Saved entries
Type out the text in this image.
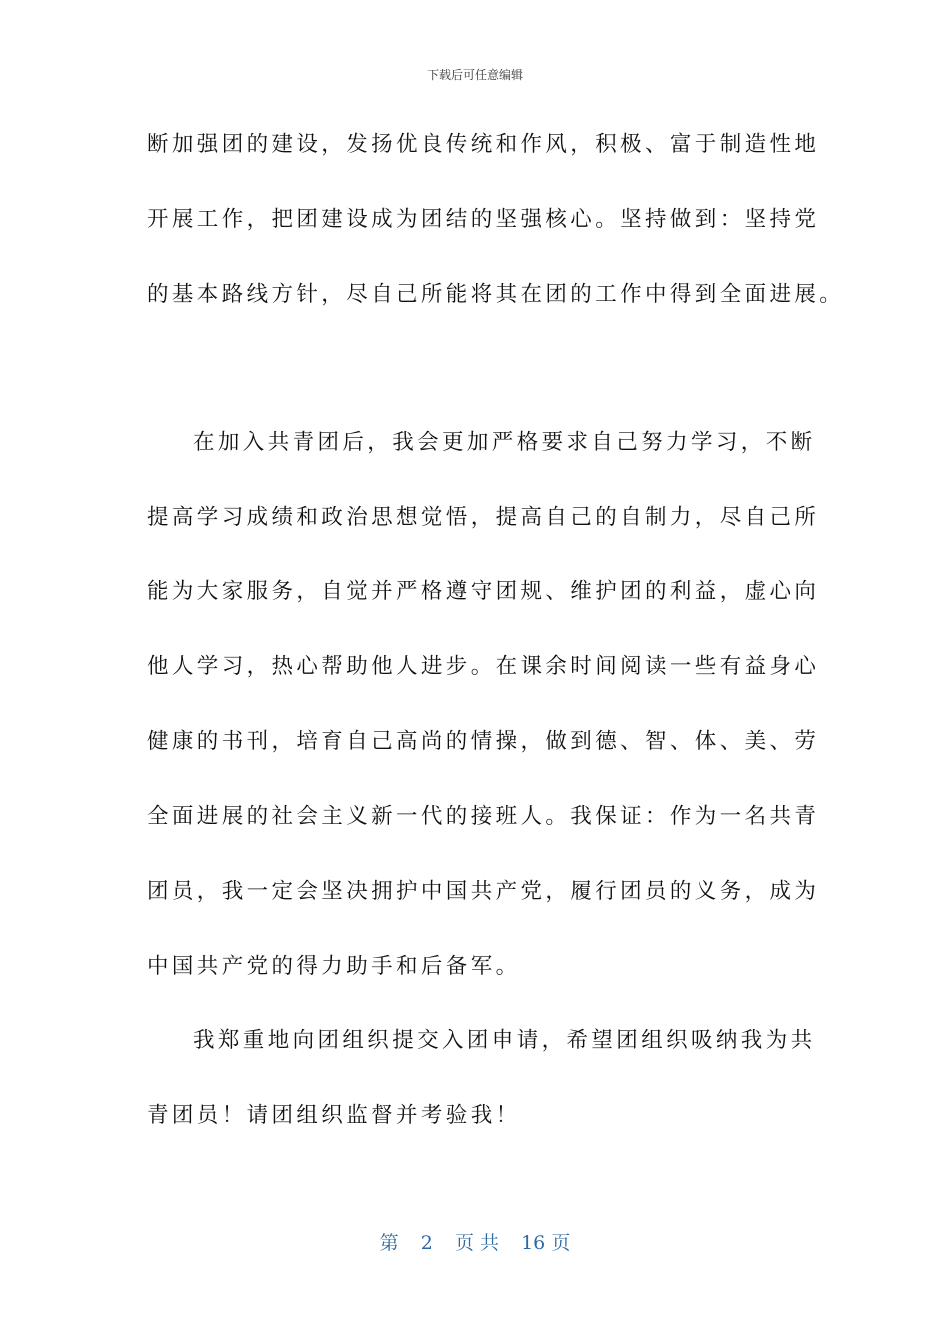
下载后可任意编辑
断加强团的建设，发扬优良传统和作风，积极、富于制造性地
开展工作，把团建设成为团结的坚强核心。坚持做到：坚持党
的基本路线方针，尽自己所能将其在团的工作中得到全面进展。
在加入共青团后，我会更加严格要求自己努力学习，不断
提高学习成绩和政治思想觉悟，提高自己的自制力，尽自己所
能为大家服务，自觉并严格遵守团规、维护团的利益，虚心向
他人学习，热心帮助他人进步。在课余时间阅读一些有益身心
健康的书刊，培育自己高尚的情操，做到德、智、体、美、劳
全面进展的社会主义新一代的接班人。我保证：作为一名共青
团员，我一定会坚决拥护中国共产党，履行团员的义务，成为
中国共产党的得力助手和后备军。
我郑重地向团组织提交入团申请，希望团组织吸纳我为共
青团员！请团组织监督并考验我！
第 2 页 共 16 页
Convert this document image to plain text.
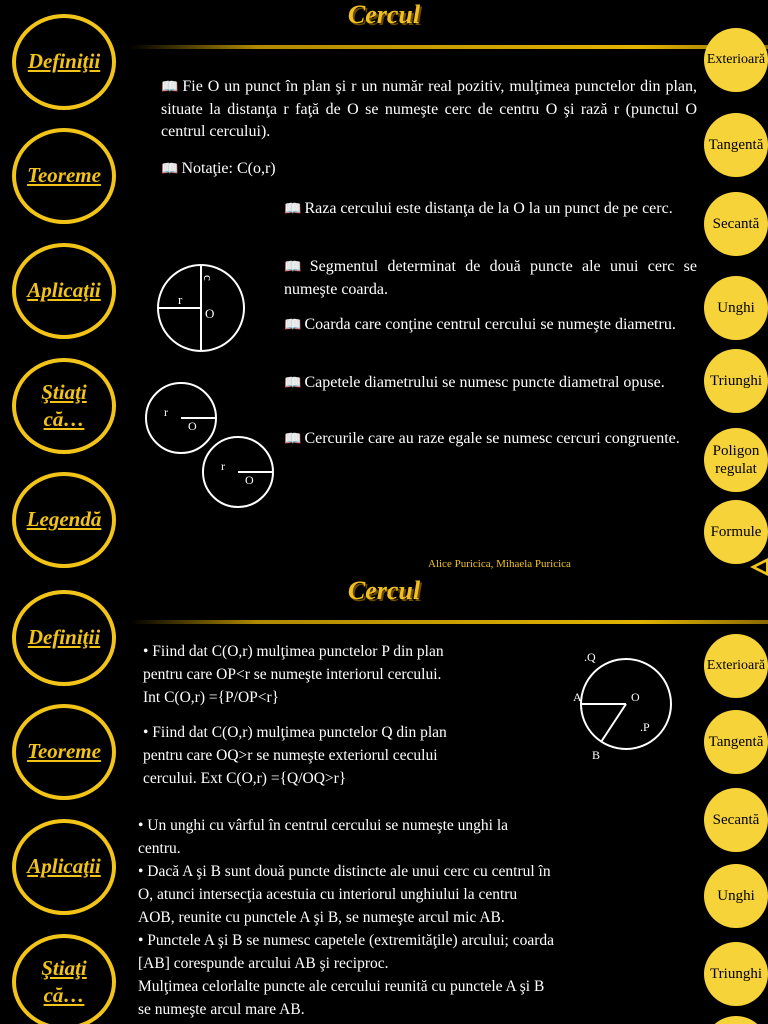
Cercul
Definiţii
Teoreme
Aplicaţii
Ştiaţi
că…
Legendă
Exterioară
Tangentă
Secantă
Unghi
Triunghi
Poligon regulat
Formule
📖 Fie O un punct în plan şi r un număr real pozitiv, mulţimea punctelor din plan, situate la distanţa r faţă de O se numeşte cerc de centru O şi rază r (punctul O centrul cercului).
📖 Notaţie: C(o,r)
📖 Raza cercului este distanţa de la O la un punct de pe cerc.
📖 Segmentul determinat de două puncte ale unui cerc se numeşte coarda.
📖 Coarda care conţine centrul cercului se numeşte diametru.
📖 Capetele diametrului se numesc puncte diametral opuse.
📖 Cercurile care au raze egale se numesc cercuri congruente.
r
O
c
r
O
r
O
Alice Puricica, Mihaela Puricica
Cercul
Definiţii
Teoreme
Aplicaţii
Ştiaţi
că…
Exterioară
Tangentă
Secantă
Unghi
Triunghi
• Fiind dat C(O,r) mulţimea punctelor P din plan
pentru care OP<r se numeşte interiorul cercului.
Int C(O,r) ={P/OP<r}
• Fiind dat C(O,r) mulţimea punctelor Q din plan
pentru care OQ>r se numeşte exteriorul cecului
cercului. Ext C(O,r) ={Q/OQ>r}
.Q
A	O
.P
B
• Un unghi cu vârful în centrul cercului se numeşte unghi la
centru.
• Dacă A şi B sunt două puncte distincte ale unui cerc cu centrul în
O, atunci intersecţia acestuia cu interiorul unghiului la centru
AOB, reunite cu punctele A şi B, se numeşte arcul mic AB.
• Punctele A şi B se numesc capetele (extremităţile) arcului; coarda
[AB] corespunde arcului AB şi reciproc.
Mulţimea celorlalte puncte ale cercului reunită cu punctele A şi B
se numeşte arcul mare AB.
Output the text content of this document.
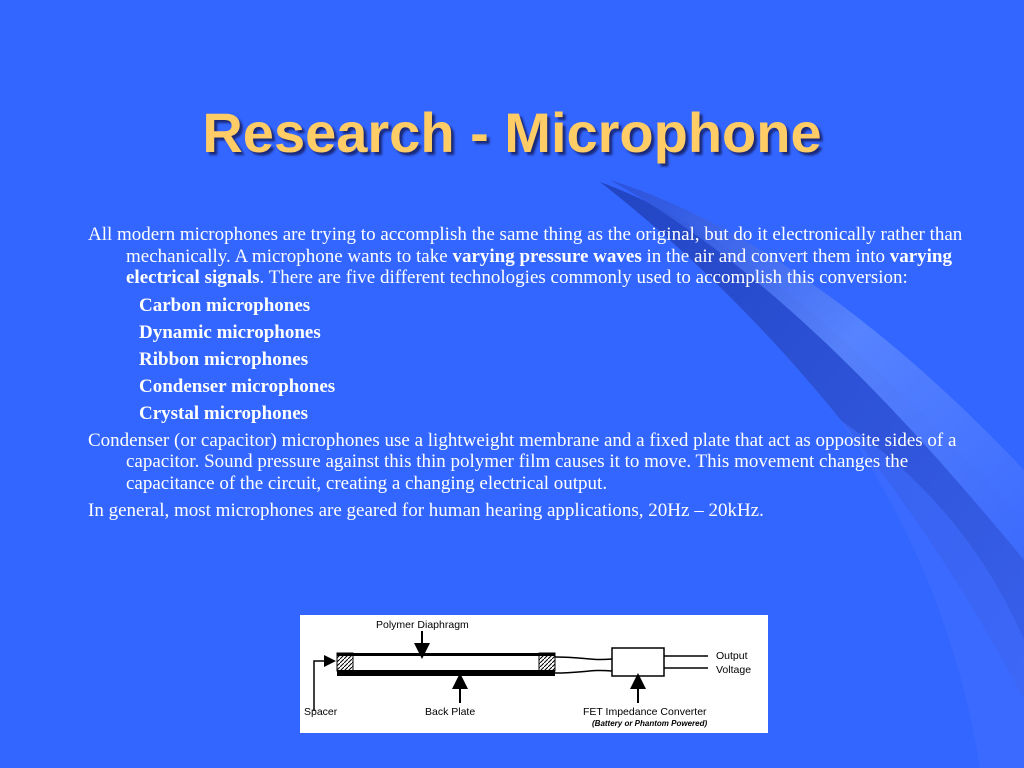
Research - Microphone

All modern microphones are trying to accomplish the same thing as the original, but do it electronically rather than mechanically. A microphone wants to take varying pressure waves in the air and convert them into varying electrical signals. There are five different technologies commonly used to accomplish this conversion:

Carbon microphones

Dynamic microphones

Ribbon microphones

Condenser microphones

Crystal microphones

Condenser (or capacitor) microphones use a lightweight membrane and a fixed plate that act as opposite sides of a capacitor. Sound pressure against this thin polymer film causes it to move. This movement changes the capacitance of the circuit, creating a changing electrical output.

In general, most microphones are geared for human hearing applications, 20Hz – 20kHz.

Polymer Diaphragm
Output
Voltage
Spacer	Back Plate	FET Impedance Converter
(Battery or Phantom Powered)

---

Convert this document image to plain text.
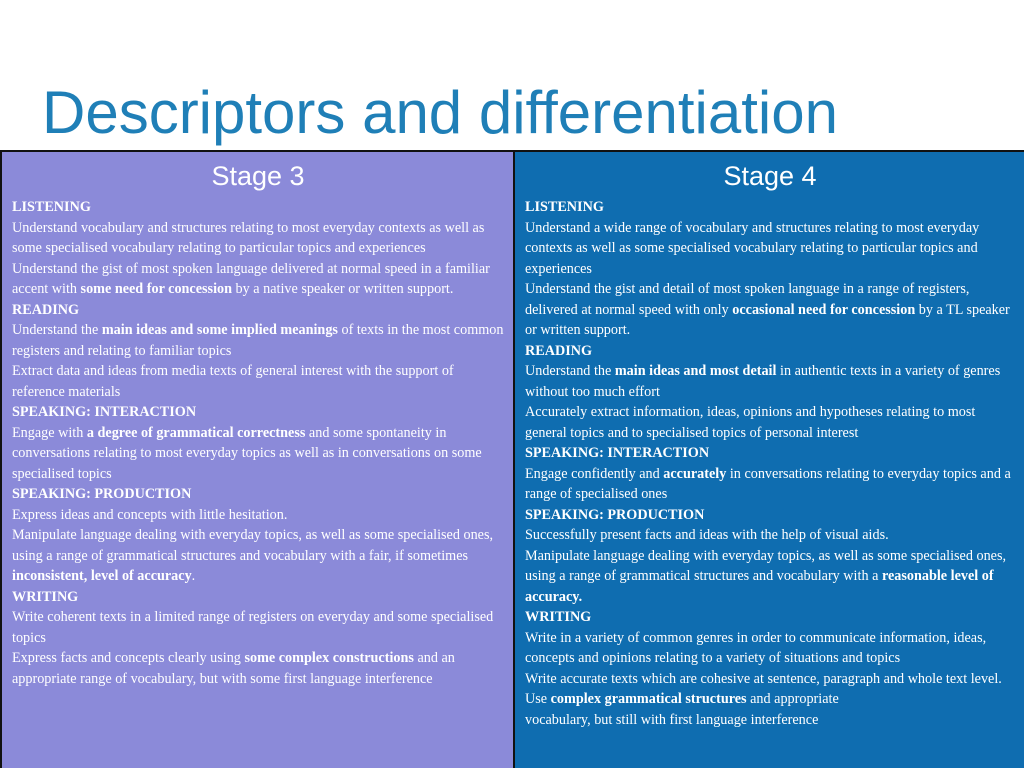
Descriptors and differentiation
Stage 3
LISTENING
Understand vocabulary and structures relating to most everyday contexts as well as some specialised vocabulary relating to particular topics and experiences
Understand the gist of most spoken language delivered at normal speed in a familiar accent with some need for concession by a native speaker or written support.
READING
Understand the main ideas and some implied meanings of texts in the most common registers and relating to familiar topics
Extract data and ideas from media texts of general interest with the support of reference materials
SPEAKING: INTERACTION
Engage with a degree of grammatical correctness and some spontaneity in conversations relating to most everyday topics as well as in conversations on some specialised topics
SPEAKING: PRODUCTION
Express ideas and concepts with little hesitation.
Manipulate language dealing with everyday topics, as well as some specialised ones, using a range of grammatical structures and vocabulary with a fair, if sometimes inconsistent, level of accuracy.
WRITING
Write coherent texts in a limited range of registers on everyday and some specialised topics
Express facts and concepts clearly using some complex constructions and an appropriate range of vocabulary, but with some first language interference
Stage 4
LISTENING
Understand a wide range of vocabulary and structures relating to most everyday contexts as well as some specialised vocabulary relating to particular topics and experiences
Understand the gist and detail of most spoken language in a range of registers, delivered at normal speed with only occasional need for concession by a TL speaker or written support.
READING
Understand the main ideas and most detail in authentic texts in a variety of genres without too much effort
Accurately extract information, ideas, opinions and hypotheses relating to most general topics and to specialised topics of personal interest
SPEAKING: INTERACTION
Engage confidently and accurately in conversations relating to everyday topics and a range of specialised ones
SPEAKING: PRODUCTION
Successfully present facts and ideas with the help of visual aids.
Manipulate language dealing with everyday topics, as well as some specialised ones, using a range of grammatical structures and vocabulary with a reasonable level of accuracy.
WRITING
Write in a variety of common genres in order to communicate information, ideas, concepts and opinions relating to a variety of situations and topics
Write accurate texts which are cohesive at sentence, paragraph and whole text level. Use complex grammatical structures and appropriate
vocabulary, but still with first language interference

* * *

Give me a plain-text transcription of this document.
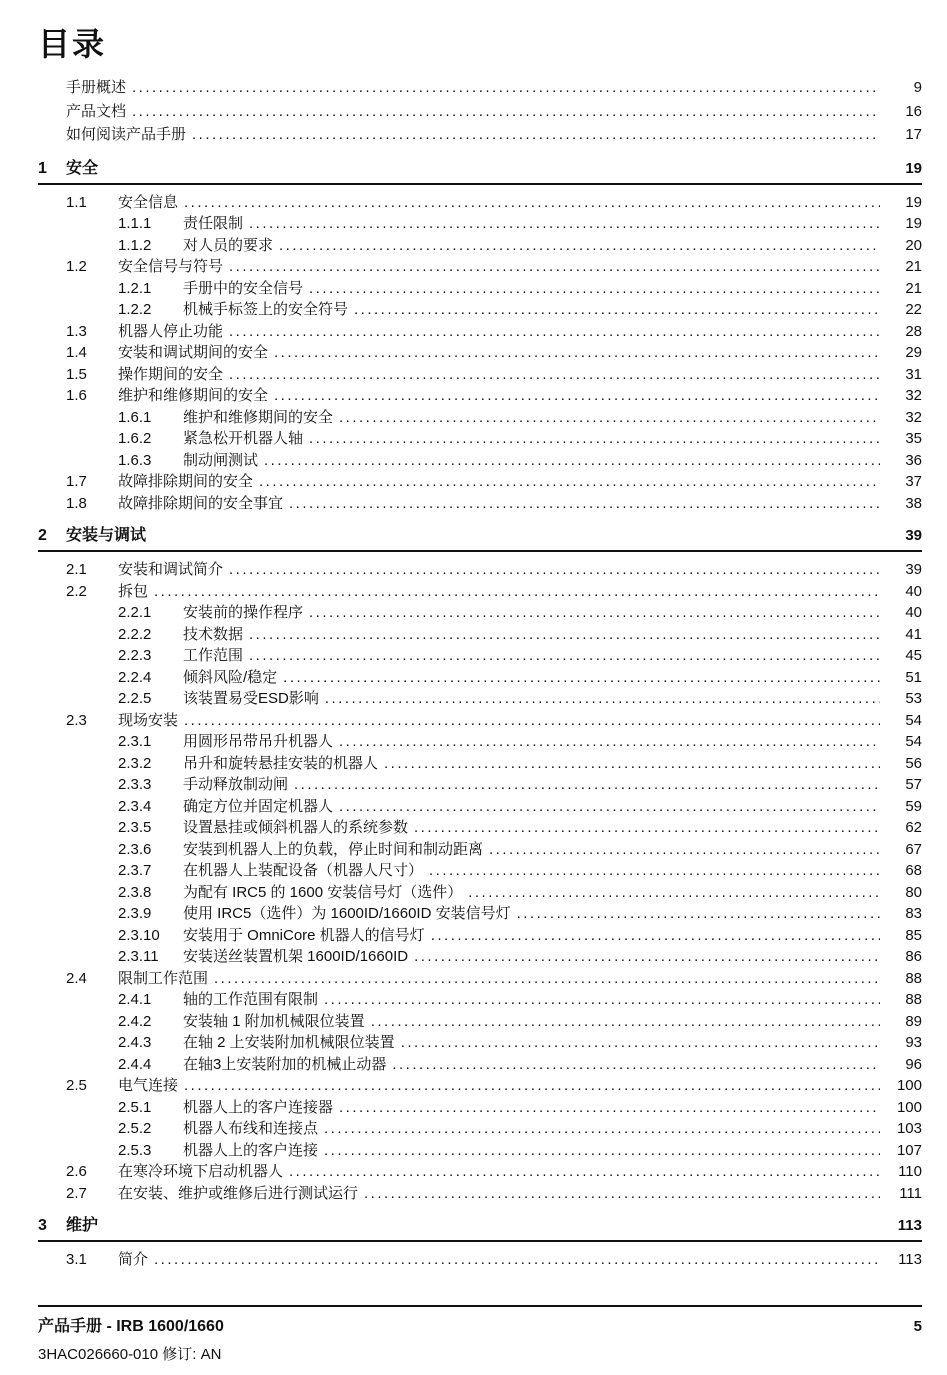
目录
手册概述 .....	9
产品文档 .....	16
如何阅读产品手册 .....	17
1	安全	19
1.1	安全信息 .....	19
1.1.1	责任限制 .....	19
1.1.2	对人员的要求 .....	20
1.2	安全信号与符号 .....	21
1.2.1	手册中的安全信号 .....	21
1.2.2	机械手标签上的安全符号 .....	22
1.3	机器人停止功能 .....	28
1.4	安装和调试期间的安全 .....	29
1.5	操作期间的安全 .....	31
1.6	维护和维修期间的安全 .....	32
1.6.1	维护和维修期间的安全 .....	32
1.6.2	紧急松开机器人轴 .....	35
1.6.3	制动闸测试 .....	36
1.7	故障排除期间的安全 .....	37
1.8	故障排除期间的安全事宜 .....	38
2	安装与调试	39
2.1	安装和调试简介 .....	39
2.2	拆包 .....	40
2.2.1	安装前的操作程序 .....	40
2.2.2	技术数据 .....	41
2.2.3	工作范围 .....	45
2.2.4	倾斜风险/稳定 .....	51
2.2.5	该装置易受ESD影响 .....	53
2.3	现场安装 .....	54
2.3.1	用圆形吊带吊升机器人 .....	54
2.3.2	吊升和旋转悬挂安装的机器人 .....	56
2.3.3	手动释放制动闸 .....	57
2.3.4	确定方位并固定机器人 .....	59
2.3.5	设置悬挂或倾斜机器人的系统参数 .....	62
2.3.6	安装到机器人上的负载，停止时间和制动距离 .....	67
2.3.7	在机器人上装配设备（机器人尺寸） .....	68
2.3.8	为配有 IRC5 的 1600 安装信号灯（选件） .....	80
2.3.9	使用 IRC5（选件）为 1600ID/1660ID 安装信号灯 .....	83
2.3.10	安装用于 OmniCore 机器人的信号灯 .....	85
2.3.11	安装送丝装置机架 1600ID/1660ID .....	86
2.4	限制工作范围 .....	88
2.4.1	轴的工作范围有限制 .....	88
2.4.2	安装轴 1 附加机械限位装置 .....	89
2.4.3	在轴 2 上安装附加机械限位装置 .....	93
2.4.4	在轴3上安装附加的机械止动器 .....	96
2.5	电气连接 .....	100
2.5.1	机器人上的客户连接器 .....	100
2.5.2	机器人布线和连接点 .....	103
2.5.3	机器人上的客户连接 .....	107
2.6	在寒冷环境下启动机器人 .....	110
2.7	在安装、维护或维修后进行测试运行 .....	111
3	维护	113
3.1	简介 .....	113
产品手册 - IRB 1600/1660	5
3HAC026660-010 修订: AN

**Brief:** Make a list of all lines in the data that contain "facts".

**Task output:**
Express facts and concepts clearly using some complex constructions and an appropriate range of vocabulary, but with some first language interference
Successfully present facts and ideas with the help of visual aids.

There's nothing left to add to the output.